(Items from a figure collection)
......

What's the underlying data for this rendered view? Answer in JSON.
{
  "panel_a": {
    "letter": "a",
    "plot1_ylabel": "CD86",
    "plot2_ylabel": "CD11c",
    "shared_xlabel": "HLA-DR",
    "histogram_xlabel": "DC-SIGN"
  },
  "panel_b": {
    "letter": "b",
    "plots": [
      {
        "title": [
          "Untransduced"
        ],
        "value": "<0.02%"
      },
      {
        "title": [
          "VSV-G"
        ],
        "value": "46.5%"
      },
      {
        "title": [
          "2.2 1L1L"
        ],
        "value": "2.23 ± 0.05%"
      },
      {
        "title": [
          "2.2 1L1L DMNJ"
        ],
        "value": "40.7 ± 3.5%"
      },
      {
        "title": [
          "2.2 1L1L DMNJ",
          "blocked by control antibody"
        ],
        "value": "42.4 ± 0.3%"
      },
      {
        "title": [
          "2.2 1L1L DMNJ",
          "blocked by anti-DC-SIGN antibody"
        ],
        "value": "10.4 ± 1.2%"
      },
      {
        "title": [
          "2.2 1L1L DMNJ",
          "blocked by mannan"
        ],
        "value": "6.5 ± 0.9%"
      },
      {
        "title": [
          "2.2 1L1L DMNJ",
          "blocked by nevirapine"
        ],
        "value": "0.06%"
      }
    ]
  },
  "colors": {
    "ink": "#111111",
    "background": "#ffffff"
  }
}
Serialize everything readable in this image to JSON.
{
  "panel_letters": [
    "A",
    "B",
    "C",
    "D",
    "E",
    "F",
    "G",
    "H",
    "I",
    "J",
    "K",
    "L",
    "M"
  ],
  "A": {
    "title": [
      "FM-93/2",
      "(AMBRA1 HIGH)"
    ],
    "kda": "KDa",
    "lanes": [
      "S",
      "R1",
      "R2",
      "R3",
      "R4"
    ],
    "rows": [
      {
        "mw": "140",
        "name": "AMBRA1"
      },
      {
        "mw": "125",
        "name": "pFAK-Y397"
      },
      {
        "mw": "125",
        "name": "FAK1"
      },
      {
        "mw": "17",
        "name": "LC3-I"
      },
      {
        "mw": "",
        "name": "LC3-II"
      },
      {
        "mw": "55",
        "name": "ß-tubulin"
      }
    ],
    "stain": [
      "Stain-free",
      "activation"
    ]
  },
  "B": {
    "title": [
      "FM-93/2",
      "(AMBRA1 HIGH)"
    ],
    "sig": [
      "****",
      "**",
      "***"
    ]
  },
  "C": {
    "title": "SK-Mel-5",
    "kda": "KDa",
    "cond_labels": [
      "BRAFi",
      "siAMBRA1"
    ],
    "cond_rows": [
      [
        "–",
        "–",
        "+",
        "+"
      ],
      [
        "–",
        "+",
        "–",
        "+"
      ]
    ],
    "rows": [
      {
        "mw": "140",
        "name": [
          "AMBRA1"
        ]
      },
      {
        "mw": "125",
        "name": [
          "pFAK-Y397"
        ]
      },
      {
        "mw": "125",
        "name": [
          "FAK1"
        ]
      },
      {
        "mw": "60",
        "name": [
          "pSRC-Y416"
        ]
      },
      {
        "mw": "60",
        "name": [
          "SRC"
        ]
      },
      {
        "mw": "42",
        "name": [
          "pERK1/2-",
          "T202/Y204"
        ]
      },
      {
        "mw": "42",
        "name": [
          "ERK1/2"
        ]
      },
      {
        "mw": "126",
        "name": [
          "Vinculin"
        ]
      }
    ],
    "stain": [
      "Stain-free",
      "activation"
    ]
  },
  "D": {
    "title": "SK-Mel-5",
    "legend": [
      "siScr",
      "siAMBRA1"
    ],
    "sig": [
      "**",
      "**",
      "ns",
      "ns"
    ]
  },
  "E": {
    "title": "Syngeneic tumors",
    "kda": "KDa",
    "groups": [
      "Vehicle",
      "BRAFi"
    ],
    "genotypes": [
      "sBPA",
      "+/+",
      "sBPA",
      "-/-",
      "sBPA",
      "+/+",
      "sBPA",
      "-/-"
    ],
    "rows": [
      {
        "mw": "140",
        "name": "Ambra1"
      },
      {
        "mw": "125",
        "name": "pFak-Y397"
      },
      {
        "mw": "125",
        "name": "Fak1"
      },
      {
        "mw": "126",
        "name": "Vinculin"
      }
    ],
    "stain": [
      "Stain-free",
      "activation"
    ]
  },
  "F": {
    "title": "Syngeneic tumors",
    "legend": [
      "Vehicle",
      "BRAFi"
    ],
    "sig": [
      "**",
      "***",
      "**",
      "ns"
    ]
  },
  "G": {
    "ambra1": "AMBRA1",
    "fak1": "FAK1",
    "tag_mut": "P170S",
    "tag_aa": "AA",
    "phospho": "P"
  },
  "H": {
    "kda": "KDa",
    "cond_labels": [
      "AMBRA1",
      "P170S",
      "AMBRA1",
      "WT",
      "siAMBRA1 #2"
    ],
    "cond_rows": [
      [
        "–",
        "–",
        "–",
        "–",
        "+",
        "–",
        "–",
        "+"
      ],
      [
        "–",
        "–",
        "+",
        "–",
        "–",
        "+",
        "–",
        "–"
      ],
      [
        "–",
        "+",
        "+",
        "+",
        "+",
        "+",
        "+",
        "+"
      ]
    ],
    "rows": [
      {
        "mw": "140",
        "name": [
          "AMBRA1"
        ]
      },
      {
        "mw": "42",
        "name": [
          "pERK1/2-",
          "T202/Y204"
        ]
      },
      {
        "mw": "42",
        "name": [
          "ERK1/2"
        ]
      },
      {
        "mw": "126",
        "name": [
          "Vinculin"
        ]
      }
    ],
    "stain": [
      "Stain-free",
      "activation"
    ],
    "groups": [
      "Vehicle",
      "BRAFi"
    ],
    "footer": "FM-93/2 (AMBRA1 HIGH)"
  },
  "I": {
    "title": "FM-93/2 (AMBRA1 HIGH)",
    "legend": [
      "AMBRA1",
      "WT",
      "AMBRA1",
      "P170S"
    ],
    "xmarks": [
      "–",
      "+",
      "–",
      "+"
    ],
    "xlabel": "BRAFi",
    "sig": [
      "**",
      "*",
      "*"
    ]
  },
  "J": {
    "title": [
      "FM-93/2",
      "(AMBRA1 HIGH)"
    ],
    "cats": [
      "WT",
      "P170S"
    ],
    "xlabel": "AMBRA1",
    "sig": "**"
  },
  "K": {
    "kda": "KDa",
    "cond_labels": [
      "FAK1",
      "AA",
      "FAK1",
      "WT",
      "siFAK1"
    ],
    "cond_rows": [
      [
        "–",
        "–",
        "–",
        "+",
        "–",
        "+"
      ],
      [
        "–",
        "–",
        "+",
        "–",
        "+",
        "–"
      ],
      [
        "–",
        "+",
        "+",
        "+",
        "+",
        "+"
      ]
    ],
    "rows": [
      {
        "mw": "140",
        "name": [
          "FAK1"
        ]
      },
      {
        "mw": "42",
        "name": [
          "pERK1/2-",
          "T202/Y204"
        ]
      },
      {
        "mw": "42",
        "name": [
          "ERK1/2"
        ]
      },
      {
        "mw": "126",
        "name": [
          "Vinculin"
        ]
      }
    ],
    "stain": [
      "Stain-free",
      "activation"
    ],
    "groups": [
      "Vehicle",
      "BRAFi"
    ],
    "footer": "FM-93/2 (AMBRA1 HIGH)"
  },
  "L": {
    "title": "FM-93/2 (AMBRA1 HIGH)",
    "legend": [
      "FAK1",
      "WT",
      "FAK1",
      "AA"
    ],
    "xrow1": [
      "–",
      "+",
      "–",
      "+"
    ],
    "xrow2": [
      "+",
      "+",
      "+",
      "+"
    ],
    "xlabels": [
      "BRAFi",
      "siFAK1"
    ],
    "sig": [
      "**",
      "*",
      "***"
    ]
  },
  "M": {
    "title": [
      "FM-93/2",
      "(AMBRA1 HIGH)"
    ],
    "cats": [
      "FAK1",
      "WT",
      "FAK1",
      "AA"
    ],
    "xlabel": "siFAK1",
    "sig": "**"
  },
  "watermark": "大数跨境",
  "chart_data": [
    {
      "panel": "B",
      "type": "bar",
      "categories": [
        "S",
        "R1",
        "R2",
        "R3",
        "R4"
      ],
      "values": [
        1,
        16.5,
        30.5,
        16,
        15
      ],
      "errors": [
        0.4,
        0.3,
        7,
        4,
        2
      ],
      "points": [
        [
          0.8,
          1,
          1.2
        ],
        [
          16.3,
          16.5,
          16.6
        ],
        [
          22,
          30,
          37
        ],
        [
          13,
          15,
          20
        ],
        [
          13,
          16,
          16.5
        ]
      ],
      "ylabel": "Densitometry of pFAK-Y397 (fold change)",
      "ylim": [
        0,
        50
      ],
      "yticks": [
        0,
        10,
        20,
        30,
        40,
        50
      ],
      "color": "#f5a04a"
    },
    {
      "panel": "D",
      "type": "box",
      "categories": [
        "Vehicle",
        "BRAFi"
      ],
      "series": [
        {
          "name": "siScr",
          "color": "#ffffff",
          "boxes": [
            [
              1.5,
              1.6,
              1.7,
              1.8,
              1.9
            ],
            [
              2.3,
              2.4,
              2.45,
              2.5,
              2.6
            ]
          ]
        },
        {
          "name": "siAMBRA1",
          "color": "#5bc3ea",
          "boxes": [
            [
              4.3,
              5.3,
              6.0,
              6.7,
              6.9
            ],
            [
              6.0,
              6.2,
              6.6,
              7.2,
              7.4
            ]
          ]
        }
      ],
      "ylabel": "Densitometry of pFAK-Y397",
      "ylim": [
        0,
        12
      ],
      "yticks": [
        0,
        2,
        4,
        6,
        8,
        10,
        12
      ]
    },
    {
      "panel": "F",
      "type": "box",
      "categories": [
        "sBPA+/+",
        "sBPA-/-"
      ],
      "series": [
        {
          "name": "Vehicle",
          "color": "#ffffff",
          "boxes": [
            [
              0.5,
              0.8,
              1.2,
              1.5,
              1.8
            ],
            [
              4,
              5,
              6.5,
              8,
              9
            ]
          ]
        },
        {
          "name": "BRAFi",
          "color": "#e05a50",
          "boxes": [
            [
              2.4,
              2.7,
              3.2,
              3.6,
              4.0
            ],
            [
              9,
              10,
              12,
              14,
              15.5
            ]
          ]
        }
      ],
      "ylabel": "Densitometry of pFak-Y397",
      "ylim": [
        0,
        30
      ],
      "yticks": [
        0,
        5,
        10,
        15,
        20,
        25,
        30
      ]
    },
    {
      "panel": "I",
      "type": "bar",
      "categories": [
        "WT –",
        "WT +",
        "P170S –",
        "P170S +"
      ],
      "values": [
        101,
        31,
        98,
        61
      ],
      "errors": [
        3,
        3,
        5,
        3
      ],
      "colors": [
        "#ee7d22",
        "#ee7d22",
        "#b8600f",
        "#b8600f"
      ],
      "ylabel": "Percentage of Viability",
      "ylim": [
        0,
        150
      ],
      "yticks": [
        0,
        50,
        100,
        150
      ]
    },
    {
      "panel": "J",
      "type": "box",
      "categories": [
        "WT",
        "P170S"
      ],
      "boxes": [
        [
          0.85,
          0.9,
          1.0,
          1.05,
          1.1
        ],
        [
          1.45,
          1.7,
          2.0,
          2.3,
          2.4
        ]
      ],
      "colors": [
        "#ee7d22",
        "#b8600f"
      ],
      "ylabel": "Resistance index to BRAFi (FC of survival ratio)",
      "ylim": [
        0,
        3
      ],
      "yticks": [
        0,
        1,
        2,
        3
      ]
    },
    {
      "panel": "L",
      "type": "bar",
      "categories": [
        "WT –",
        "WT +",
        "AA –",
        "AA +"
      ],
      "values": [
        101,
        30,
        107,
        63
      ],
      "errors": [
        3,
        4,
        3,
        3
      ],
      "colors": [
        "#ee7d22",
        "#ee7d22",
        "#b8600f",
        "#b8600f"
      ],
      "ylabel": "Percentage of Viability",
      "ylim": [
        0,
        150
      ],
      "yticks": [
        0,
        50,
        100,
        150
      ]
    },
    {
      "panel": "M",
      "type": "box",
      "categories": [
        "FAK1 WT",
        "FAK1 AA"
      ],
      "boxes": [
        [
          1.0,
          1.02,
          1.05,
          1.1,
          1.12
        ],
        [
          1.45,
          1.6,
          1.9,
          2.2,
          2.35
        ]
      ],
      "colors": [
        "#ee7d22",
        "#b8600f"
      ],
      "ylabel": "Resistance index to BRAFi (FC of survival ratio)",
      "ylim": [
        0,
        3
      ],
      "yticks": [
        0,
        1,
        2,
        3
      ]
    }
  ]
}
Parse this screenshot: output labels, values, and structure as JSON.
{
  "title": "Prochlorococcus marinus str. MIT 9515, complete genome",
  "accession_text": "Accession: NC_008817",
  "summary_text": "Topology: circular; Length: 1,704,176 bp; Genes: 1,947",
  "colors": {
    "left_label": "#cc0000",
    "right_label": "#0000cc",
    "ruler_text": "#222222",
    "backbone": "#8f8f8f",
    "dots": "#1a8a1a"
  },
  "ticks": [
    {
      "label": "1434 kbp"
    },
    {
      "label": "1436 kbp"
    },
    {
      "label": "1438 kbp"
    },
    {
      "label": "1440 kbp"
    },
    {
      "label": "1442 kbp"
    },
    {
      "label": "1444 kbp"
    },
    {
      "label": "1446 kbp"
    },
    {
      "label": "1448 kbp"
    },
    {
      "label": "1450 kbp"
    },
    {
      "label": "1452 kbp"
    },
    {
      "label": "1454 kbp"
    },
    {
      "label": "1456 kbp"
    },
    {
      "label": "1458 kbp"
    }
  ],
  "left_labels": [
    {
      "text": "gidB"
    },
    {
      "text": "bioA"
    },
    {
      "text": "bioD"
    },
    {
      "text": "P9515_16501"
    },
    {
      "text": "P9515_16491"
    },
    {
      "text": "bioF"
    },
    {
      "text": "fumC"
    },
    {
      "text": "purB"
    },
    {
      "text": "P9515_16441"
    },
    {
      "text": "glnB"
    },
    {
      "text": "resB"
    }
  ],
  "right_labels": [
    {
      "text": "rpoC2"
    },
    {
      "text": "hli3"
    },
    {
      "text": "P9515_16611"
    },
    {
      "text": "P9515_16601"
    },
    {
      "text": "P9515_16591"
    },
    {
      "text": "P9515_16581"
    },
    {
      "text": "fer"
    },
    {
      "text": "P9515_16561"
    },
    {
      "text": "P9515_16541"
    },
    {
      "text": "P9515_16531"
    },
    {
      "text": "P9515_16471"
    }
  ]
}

......

Scan the data for the string "this" and copy each line in which it occurs.

> Problem solution:
What's the underlying data for this rendered view? Answer in JSON.
Serialize everything readable in this image to JSON.
Parse this screenshot: output labels, values, and structure as JSON.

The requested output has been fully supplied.